Data

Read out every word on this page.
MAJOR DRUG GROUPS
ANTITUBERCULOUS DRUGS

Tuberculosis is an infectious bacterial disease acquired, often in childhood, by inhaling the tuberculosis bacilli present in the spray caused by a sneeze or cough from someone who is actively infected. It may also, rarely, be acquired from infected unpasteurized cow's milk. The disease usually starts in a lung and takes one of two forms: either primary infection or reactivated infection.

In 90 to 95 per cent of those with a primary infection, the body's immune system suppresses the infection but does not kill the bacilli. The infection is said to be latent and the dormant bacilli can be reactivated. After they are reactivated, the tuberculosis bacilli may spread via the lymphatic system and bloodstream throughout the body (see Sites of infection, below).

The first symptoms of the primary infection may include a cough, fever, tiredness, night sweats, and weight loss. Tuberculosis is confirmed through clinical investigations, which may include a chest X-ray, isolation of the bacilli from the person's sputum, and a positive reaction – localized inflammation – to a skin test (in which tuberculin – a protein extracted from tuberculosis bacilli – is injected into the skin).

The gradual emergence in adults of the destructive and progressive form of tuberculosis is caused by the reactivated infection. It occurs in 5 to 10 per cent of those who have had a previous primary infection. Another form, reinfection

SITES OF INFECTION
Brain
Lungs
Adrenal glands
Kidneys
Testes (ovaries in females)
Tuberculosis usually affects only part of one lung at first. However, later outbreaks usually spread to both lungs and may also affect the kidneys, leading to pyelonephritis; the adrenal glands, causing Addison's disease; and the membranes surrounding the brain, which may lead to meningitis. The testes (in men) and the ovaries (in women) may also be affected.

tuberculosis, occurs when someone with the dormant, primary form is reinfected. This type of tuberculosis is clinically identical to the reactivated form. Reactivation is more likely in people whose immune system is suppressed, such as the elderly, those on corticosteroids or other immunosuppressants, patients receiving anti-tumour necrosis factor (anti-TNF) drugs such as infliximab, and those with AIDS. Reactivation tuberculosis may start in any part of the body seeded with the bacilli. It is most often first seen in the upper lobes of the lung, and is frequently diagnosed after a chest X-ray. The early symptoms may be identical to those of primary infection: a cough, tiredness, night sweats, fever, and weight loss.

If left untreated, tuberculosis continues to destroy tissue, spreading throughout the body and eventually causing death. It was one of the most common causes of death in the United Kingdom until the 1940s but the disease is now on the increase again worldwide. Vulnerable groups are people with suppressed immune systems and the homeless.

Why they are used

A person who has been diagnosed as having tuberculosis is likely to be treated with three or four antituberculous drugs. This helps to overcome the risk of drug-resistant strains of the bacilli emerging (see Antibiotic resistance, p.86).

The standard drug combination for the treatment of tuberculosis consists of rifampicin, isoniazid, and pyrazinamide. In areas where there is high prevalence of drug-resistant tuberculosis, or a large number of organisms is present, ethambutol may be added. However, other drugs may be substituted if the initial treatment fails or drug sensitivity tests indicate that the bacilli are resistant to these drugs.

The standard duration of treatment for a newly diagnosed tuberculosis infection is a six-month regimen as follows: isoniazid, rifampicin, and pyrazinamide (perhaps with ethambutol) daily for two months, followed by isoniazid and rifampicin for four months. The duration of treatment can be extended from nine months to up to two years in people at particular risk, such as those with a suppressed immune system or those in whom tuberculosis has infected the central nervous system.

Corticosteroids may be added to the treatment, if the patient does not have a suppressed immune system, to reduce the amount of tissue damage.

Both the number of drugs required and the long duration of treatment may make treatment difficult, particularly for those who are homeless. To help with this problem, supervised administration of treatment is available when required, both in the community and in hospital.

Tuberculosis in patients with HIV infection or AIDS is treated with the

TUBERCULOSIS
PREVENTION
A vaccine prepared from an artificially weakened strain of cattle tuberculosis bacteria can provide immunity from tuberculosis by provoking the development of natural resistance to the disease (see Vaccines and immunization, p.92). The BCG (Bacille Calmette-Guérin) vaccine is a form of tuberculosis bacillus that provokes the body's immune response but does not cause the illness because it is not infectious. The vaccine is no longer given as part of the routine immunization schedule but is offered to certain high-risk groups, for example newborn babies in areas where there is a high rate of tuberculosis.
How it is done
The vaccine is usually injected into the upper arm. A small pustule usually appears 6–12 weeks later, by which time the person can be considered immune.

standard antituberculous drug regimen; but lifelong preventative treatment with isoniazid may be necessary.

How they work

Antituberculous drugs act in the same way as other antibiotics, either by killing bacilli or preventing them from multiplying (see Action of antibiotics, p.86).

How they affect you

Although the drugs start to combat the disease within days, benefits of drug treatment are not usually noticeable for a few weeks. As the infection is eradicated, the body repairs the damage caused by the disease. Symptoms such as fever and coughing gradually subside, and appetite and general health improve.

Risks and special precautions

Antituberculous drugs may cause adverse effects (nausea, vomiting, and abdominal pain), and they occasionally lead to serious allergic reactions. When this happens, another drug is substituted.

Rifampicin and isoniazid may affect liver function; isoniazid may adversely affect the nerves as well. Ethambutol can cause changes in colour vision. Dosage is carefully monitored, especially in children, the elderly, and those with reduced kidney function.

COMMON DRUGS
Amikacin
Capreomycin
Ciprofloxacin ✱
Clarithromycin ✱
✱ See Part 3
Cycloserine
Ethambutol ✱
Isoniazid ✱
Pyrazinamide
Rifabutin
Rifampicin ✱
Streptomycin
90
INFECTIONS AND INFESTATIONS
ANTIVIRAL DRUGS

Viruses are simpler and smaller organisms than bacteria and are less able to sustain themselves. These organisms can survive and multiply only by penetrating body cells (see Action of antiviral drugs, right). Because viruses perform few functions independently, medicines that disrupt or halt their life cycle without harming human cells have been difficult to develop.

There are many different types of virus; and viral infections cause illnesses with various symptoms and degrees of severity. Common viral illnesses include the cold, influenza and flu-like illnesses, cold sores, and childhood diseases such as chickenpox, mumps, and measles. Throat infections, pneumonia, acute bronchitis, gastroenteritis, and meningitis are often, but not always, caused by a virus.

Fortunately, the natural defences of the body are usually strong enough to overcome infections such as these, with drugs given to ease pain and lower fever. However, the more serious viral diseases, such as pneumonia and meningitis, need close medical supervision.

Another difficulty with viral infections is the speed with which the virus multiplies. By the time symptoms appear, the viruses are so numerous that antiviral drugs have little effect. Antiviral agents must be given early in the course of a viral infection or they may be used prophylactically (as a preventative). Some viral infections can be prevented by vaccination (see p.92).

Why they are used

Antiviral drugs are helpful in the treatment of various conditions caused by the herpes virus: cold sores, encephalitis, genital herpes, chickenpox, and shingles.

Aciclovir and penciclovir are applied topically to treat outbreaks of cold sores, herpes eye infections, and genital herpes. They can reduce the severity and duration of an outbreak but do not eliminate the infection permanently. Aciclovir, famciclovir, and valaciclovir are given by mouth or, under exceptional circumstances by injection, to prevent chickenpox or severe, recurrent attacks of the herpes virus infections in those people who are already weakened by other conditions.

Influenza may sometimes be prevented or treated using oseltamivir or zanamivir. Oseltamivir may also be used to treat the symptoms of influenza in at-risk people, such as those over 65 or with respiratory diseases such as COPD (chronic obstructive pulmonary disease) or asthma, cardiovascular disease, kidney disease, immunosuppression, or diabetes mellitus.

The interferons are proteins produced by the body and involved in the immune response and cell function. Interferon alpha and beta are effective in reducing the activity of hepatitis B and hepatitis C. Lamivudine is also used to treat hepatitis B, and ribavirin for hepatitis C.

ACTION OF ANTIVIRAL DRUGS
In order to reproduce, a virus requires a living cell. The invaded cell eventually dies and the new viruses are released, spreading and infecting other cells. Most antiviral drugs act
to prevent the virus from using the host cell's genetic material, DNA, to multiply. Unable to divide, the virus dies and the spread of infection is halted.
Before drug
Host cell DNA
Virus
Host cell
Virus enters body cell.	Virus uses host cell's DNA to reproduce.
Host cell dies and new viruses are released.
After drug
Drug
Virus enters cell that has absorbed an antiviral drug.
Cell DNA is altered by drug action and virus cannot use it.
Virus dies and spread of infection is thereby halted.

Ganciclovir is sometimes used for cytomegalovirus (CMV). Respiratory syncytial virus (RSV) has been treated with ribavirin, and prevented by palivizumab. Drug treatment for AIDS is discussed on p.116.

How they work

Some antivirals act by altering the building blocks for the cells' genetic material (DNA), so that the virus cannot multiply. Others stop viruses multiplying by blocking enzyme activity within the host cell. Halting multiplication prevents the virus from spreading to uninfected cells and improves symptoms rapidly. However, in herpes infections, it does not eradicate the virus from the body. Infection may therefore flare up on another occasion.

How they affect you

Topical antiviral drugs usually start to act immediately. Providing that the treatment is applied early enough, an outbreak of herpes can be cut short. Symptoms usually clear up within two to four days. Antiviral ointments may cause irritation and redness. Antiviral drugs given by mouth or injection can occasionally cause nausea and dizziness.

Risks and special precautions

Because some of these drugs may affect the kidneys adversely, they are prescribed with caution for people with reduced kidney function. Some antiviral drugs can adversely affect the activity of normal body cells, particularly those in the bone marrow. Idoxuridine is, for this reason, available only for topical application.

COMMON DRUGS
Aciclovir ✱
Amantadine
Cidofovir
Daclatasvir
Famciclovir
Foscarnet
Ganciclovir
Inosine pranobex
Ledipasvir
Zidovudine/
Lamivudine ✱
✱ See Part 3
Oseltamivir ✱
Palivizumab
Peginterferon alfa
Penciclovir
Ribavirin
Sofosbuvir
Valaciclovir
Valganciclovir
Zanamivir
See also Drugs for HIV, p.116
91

Problem details
Which lines of the data contain the string "person"? Copy each one.

Answer box
The first symptoms of the primary infection may include a cough, fever, tiredness, night sweats, and weight loss. Tuberculosis is confirmed through clinical investigations, which may include a chest X-ray, isolation of the bacilli from the person's sputum, and a positive reaction – localized inflammation – to a skin test (in which tuberculin – a protein extracted from tuberculosis bacilli – is injected into the skin).
A person who has been diagnosed as having tuberculosis is likely to be treated with three or four antituberculous drugs. This helps to overcome the risk of drug-resistant strains of the bacilli emerging (see Antibiotic resistance, p.86).
The vaccine is usually injected into the upper arm. A small pustule usually appears 6–12 weeks later, by which time the person can be considered immune.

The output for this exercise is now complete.